[Excerpt from a dataset]
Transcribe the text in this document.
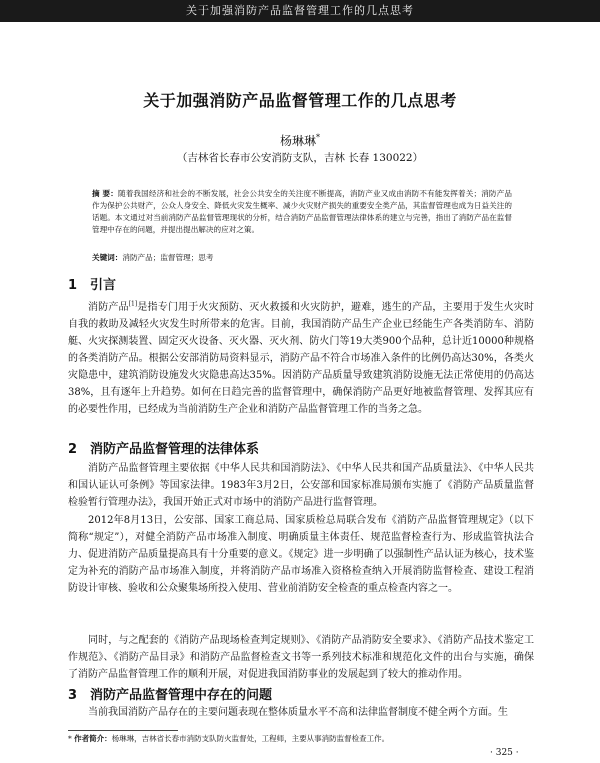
关于加强消防产品监督管理工作的几点思考
关于加强消防产品监督管理工作的几点思考
杨琳琳*
（吉林省长春市公安消防支队，吉林 长春 130022）
摘 要：随着我国经济和社会的不断发展，社会公共安全的关注度不断提高，消防产业又成由消防不有能发挥着关；消防产品作为保护公共财产，公众人身安全、降低火灾发生概率、减少火灾财产损失的重要安全类产品，其监督管理也成为日益关注的话题。本文通过对当前消防产品监督管理现状的分析，结合消防产品监督管理法律体系的建立与完善，指出了消防产品在监督管理中存在的问题，并提出提出解决的应对之策。
关键词：消防产品；监督管理；思考
1 引言
消防产品[1]是指专门用于火灾预防、灭火救援和火灾防护，避难，逃生的产品，主要用于发生火灾时自我的救助及减轻火灾发生时所带来的危害。目前，我国消防产品生产企业已经能生产各类消防车、消防艇、火灾探测装置、固定灭火设备、灭火器、灭火剂、防火门等19大类900个品种，总计近10000种规格的各类消防产品。根据公安部消防局资料显示，消防产品不符合市场准入条件的比例仍高达30%，各类火灾隐患中，建筑消防设施发火灾隐患高达35%。因消防产品质量导致建筑消防设施无法正常使用的仍高达38%，且有逐年上升趋势。如何在日趋完善的监督管理中，确保消防产品更好地被监督管理、发挥其应有的必要性作用，已经成为当前消防生产企业和消防产品监督管理工作的当务之急。
2 消防产品监督管理的法律体系
消防产品监督管理主要依据《中华人民共和国消防法》、《中华人民共和国产品质量法》、《中华人民共和国认证认可条例》等国家法律。1983年3月2日，公安部和国家标准局颁布实施了《消防产品质量监督检验暂行管理办法》，我国开始正式对市场中的消防产品进行监督管理。
2012年8月13日，公安部、国家工商总局、国家质检总局联合发布《消防产品监督管理规定》（以下简称“规定”），对健全消防产品市场准入制度、明确质量主体责任、规范监督检查行为、形成监管执法合力、促进消防产品质量提高具有十分重要的意义。《规定》进一步明确了以强制性产品认证为核心，技术鉴定为补充的消防产品市场准入制度，并将消防产品市场准入资格检查纳入开展消防监督检查、建设工程消防设计审核、验收和公众聚集场所投入使用、营业前消防安全检查的重点检查内容之一。
同时，与之配套的《消防产品现场检查判定规则》、《消防产品消防安全要求》、《消防产品技术鉴定工作规范》、《消防产品目录》和消防产品监督检查文书等一系列技术标准和规范化文件的出台与实施，确保了消防产品监督管理工作的顺利开展，对促进我国消防事业的发展起到了较大的推动作用。
3 消防产品监督管理中存在的问题
当前我国消防产品存在的主要问题表现在整体质量水平不高和法律监督制度不健全两个方面。生
* 作者简介：杨琳琳，吉林省长春市消防支队防火监督处，工程师，主要从事消防监督检查工作。
· 325 ·
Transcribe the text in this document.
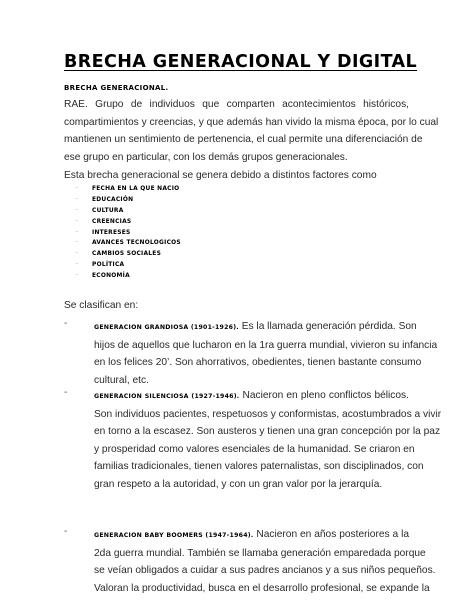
BRECHA GENERACIONAL Y DIGITAL
BRECHA GENERACIONAL.
RAE. Grupo de individuos que comparten acontecimientos históricos,
compartimientos y creencias, y que además han vivido la misma época, por lo cual
mantienen un sentimiento de pertenencia, el cual permite una diferenciación de
ese grupo en particular, con los demás grupos generacionales.
Esta brecha generacional se genera debido a distintos factores como
· FECHA EN LA QUE NACIO
· EDUCACIÓN
· CULTURA
· CREENCIAS
· INTERESES
· AVANCES TECNOLOGICOS
· CAMBIOS SOCIALES
· POLÍTICA
· ECONOMÍA
Se clasifican en:
-	GENERACION GRANDIOSA (1901-1926). Es la llamada generación pérdida. Son
hijos de aquellos que lucharon en la 1ra guerra mundial, vivieron su infancia
en los felices 20’. Son ahorrativos, obedientes, tienen bastante consumo
cultural, etc.
-	GENERACION SILENCIOSA (1927-1946). Nacieron en pleno conflictos bélicos.
Son individuos pacientes, respetuosos y conformistas, acostumbrados a vivir
en torno a la escasez. Son austeros y tienen una gran concepción por la paz
y prosperidad como valores esenciales de la humanidad. Se criaron en
familias tradicionales, tienen valores paternalistas, son disciplinados, con
gran respeto a la autoridad, y con un gran valor por la jerarquía.
-	GENERACION BABY BOOMERS (1947-1964). Nacieron en años posteriores a la
2da guerra mundial. También se llamaba generación emparedada porque
se veían obligados a cuidar a sus padres ancianos y a sus niños pequeños.
Valoran la productividad, busca en el desarrollo profesional, se expande la
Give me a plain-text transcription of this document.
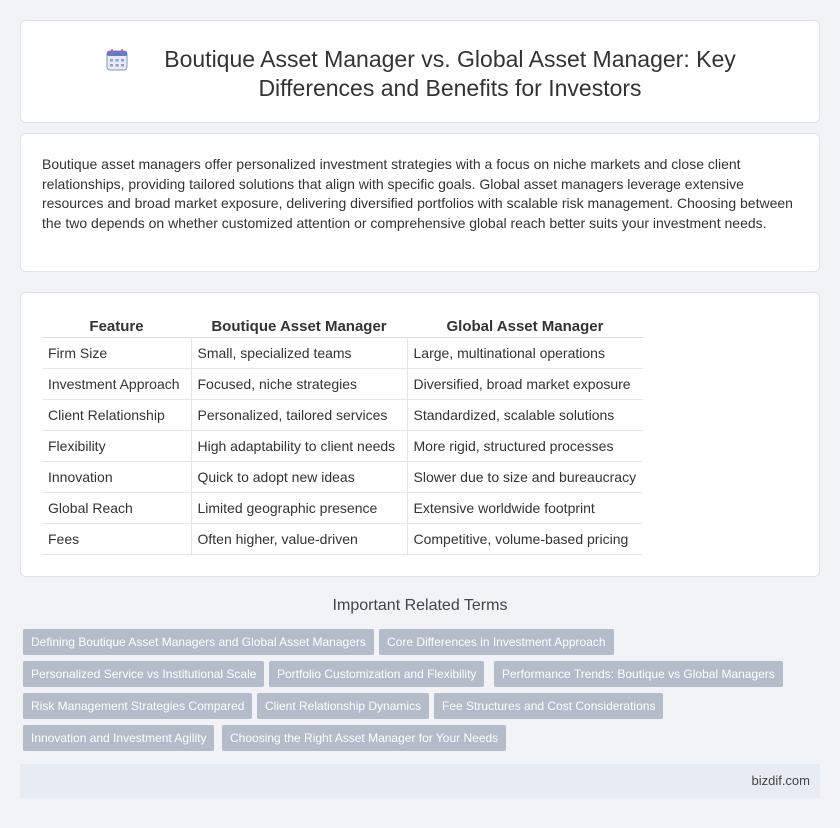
Boutique Asset Manager vs. Global Asset Manager: Key Differences and Benefits for Investors

Boutique asset managers offer personalized investment strategies with a focus on niche markets and close client relationships, providing tailored solutions that align with specific goals. Global asset managers leverage extensive resources and broad market exposure, delivering diversified portfolios with scalable risk management. Choosing between the two depends on whether customized attention or comprehensive global reach better suits your investment needs.

Feature	Boutique Asset Manager	Global Asset Manager
Firm Size	Small, specialized teams	Large, multinational operations
Investment Approach	Focused, niche strategies	Diversified, broad market exposure
Client Relationship	Personalized, tailored services	Standardized, scalable solutions
Flexibility	High adaptability to client needs	More rigid, structured processes
Innovation	Quick to adopt new ideas	Slower due to size and bureaucracy
Global Reach	Limited geographic presence	Extensive worldwide footprint
Fees	Often higher, value-driven	Competitive, volume-based pricing
Important Related Terms
Defining Boutique Asset Managers and Global Asset Managers	Core Differences in Investment Approach
Personalized Service vs Institutional Scale	Portfolio Customization and Flexibility	Performance Trends: Boutique vs Global Managers
Risk Management Strategies Compared	Client Relationship Dynamics	Fee Structures and Cost Considerations
Innovation and Investment Agility	Choosing the Right Asset Manager for Your Needs
bizdif.com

▶ **WHAT YOU NEED TO DO**
Repeat all of the entries word for word, but omit the pictures.

▶ **RESULT**
Transcribe the text in this document.
关于加强消防产品监督管理工作的几点思考
关于加强消防产品监督管理工作的几点思考
杨琳琳*
（吉林省长春市公安消防支队，吉林 长春 130022）
摘 要：随着我国经济和社会的不断发展，社会公共安全的关注度不断提高，消防产业又成由消防不有能发挥着关；消防产品作为保护公共财产，公众人身安全、降低火灾发生概率、减少火灾财产损失的重要安全类产品，其监督管理也成为日益关注的话题。本文通过对当前消防产品监督管理现状的分析，结合消防产品监督管理法律体系的建立与完善，指出了消防产品在监督管理中存在的问题，并提出提出解决的应对之策。
关键词：消防产品；监督管理；思考
1 引言
消防产品[1]是指专门用于火灾预防、灭火救援和火灾防护，避难，逃生的产品，主要用于发生火灾时自我的救助及减轻火灾发生时所带来的危害。目前，我国消防产品生产企业已经能生产各类消防车、消防艇、火灾探测装置、固定灭火设备、灭火器、灭火剂、防火门等19大类900个品种，总计近10000种规格的各类消防产品。根据公安部消防局资料显示，消防产品不符合市场准入条件的比例仍高达30%，各类火灾隐患中，建筑消防设施发火灾隐患高达35%。因消防产品质量导致建筑消防设施无法正常使用的仍高达38%，且有逐年上升趋势。如何在日趋完善的监督管理中，确保消防产品更好地被监督管理、发挥其应有的必要性作用，已经成为当前消防生产企业和消防产品监督管理工作的当务之急。
2 消防产品监督管理的法律体系
消防产品监督管理主要依据《中华人民共和国消防法》、《中华人民共和国产品质量法》、《中华人民共和国认证认可条例》等国家法律。1983年3月2日，公安部和国家标准局颁布实施了《消防产品质量监督检验暂行管理办法》，我国开始正式对市场中的消防产品进行监督管理。
2012年8月13日，公安部、国家工商总局、国家质检总局联合发布《消防产品监督管理规定》（以下简称“规定”），对健全消防产品市场准入制度、明确质量主体责任、规范监督检查行为、形成监管执法合力、促进消防产品质量提高具有十分重要的意义。《规定》进一步明确了以强制性产品认证为核心，技术鉴定为补充的消防产品市场准入制度，并将消防产品市场准入资格检查纳入开展消防监督检查、建设工程消防设计审核、验收和公众聚集场所投入使用、营业前消防安全检查的重点检查内容之一。
同时，与之配套的《消防产品现场检查判定规则》、《消防产品消防安全要求》、《消防产品技术鉴定工作规范》、《消防产品目录》和消防产品监督检查文书等一系列技术标准和规范化文件的出台与实施，确保了消防产品监督管理工作的顺利开展，对促进我国消防事业的发展起到了较大的推动作用。
3 消防产品监督管理中存在的问题
当前我国消防产品存在的主要问题表现在整体质量水平不高和法律监督制度不健全两个方面。生
* 作者简介：杨琳琳，吉林省长春市消防支队防火监督处，工程师，主要从事消防监督检查工作。
· 325 ·
Transcribe the text in this document.
BRECHA GENERACIONAL Y DIGITAL
BRECHA GENERACIONAL.
RAE. Grupo de individuos que comparten acontecimientos históricos,
compartimientos y creencias, y que además han vivido la misma época, por lo cual
mantienen un sentimiento de pertenencia, el cual permite una diferenciación de
ese grupo en particular, con los demás grupos generacionales.
Esta brecha generacional se genera debido a distintos factores como
· FECHA EN LA QUE NACIO
· EDUCACIÓN
· CULTURA
· CREENCIAS
· INTERESES
· AVANCES TECNOLOGICOS
· CAMBIOS SOCIALES
· POLÍTICA
· ECONOMÍA
Se clasifican en:
-	GENERACION GRANDIOSA (1901-1926). Es la llamada generación pérdida. Son
hijos de aquellos que lucharon en la 1ra guerra mundial, vivieron su infancia
en los felices 20’. Son ahorrativos, obedientes, tienen bastante consumo
cultural, etc.
-	GENERACION SILENCIOSA (1927-1946). Nacieron en pleno conflictos bélicos.
Son individuos pacientes, respetuosos y conformistas, acostumbrados a vivir
en torno a la escasez. Son austeros y tienen una gran concepción por la paz
y prosperidad como valores esenciales de la humanidad. Se criaron en
familias tradicionales, tienen valores paternalistas, son disciplinados, con
gran respeto a la autoridad, y con un gran valor por la jerarquía.
-	GENERACION BABY BOOMERS (1947-1964). Nacieron en años posteriores a la
2da guerra mundial. También se llamaba generación emparedada porque
se veían obligados a cuidar a sus padres ancianos y a sus niños pequeños.
Valoran la productividad, busca en el desarrollo profesional, se expande la
Give me a plain-text transcription of this document.
Boutique Asset Manager vs. Global Asset Manager: Key Differences and Benefits for Investors

Boutique asset managers offer personalized investment strategies with a focus on niche markets and close client relationships, providing tailored solutions that align with specific goals. Global asset managers leverage extensive resources and broad market exposure, delivering diversified portfolios with scalable risk management. Choosing between the two depends on whether customized attention or comprehensive global reach better suits your investment needs.

Feature	Boutique Asset Manager	Global Asset Manager
Firm Size	Small, specialized teams	Large, multinational operations
Investment Approach	Focused, niche strategies	Diversified, broad market exposure
Client Relationship	Personalized, tailored services	Standardized, scalable solutions
Flexibility	High adaptability to client needs	More rigid, structured processes
Innovation	Quick to adopt new ideas	Slower due to size and bureaucracy
Global Reach	Limited geographic presence	Extensive worldwide footprint
Fees	Often higher, value-driven	Competitive, volume-based pricing
Important Related Terms
Defining Boutique Asset Managers and Global Asset Managers	Core Differences in Investment Approach
Personalized Service vs Institutional Scale	Portfolio Customization and Flexibility	Performance Trends: Boutique vs Global Managers
Risk Management Strategies Compared	Client Relationship Dynamics	Fee Structures and Cost Considerations
Innovation and Investment Agility	Choosing the Right Asset Manager for Your Needs
bizdif.com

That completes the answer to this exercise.